* DIRECTIVE *
Locate each line below that includes "index" and reproduce it.

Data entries
##########

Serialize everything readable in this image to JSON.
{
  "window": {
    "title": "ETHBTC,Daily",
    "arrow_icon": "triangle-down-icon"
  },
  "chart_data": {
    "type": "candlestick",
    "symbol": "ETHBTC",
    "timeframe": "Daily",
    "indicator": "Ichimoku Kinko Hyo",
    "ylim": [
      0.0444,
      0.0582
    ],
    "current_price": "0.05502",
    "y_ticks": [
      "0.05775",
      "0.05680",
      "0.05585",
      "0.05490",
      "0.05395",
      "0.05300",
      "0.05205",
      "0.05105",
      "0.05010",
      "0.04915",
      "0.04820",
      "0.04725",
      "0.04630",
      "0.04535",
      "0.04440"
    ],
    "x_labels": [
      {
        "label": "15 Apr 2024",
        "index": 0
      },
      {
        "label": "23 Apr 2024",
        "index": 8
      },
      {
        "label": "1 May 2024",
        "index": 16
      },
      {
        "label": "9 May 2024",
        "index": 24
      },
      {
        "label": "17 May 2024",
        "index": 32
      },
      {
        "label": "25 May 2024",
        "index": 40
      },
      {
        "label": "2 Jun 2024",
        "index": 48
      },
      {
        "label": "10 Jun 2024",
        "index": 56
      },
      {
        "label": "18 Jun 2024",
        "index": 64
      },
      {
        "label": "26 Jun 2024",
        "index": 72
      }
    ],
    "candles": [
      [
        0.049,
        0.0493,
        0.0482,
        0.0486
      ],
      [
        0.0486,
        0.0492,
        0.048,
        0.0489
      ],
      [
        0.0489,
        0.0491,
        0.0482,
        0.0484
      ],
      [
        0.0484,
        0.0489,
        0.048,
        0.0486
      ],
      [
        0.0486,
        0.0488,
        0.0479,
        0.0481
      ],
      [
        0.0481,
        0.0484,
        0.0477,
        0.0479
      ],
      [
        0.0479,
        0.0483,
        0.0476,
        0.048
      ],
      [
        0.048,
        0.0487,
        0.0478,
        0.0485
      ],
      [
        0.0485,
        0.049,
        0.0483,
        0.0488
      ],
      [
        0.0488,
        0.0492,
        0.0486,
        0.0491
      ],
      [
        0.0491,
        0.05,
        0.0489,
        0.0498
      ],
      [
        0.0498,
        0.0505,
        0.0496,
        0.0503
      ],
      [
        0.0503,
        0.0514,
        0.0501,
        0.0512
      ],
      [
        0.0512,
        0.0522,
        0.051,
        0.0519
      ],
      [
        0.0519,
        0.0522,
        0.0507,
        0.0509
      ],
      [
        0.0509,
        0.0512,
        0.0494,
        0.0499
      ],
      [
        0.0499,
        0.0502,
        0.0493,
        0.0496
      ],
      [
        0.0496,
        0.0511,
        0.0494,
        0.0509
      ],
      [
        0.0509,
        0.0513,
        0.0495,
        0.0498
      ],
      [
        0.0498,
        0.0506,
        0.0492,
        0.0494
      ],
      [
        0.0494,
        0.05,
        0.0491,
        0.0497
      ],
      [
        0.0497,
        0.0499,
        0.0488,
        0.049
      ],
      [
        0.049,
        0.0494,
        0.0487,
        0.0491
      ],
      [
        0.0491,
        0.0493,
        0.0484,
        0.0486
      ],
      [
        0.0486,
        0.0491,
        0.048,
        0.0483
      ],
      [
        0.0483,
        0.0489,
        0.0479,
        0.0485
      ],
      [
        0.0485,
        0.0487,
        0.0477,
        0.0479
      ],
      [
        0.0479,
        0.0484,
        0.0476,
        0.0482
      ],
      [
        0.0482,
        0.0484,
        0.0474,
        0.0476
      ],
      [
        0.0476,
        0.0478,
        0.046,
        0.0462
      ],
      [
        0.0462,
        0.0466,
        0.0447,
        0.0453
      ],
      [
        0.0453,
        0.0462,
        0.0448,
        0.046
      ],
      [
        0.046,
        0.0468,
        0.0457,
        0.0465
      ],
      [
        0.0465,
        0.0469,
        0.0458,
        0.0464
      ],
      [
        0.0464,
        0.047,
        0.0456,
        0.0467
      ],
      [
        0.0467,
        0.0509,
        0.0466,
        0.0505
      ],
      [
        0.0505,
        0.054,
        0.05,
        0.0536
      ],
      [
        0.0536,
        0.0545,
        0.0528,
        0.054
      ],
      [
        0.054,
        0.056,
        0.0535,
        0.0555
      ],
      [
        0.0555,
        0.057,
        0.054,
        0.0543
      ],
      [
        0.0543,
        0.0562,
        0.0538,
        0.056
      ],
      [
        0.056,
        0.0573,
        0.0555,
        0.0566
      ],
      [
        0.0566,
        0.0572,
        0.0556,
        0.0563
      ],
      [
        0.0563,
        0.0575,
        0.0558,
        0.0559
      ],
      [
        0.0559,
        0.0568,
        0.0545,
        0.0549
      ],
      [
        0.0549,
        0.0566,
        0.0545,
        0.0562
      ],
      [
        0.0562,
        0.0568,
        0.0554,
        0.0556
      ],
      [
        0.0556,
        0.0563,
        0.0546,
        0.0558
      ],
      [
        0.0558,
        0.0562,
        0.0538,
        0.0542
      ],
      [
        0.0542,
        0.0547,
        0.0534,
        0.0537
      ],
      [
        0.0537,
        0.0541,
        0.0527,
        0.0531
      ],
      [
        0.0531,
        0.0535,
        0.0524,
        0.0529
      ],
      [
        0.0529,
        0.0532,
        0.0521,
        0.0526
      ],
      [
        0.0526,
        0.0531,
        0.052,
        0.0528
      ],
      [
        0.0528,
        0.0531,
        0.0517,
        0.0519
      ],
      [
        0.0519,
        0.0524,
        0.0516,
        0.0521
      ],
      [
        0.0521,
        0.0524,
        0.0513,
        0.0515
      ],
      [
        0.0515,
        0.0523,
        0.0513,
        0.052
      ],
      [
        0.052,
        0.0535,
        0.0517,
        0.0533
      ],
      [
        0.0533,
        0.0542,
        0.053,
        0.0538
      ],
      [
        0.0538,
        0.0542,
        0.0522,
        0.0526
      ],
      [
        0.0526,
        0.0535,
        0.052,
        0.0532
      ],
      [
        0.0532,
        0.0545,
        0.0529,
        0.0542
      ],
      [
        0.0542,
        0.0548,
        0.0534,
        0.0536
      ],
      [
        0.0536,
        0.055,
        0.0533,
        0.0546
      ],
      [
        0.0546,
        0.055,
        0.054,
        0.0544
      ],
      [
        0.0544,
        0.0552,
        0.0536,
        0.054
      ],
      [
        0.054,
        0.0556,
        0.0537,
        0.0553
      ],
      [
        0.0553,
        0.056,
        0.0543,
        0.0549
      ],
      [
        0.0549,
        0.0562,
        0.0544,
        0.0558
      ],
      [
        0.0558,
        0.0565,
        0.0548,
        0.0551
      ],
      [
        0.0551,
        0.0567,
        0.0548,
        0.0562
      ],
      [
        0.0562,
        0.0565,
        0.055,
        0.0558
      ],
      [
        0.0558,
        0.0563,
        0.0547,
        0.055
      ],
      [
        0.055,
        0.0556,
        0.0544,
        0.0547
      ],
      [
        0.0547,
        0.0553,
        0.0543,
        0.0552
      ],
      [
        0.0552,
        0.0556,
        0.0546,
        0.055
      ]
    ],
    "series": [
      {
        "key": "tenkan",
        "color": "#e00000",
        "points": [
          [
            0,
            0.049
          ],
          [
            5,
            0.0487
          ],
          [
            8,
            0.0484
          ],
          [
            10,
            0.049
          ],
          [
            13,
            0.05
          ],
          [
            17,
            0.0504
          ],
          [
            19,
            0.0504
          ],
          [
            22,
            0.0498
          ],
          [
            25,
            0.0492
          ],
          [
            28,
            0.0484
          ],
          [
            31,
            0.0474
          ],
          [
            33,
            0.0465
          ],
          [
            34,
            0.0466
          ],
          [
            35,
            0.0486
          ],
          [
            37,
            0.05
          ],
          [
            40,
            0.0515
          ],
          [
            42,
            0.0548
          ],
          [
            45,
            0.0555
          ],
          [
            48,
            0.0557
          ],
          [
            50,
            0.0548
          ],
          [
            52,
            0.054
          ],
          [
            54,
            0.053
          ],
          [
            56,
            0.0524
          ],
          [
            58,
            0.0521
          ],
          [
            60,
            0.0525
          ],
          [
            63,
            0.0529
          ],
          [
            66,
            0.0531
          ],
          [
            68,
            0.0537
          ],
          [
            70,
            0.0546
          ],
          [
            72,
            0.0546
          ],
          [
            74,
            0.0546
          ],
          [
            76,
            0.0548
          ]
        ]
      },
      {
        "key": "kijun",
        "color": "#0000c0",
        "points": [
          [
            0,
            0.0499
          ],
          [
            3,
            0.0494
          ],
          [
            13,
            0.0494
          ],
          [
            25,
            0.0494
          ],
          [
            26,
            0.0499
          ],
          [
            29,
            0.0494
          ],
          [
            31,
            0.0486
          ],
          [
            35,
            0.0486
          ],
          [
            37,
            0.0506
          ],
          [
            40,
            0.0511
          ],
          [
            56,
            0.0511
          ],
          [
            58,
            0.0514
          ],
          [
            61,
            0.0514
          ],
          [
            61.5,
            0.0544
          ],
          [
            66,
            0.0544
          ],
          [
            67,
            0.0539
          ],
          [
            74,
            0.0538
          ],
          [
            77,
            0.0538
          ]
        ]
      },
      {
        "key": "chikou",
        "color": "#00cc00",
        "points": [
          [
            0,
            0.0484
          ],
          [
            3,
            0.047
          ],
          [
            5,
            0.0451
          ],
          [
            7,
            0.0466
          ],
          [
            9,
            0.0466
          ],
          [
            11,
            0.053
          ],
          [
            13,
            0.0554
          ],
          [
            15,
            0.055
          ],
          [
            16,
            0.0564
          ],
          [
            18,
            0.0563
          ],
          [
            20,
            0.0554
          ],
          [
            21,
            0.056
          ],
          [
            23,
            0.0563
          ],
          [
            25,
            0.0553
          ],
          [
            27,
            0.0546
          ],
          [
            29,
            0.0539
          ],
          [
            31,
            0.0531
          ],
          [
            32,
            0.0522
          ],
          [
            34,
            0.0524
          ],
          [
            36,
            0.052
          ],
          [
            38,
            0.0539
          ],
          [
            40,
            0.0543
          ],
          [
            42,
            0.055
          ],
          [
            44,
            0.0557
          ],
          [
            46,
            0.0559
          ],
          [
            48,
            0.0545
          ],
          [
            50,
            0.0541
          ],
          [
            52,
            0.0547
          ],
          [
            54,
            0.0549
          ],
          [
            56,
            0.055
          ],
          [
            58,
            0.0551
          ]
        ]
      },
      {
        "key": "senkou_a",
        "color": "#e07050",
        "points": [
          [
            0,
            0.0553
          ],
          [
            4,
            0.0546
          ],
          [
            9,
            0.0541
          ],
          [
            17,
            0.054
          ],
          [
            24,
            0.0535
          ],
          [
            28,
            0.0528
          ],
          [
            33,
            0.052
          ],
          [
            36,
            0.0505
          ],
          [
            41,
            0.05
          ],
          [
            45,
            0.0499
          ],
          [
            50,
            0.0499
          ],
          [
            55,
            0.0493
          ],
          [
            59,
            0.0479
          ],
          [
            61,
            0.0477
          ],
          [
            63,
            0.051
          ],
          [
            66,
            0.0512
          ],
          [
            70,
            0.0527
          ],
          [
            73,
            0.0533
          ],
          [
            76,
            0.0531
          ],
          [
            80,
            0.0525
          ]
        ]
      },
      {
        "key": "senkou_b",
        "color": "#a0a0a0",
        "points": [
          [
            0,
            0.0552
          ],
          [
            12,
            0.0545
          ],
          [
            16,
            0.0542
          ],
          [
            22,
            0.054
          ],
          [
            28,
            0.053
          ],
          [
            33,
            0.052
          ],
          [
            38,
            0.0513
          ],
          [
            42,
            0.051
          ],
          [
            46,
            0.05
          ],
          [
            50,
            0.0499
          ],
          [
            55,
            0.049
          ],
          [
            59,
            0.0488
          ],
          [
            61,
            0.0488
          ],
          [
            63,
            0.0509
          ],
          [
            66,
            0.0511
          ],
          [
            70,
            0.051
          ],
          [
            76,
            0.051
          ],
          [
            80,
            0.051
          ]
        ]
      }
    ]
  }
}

##########

* IN RESPONSE *
        "index": 0
        "index": 8
        "index": 16
        "index": 24
        "index": 32
        "index": 40
        "index": 48
        "index": 56
        "index": 64
        "index": 72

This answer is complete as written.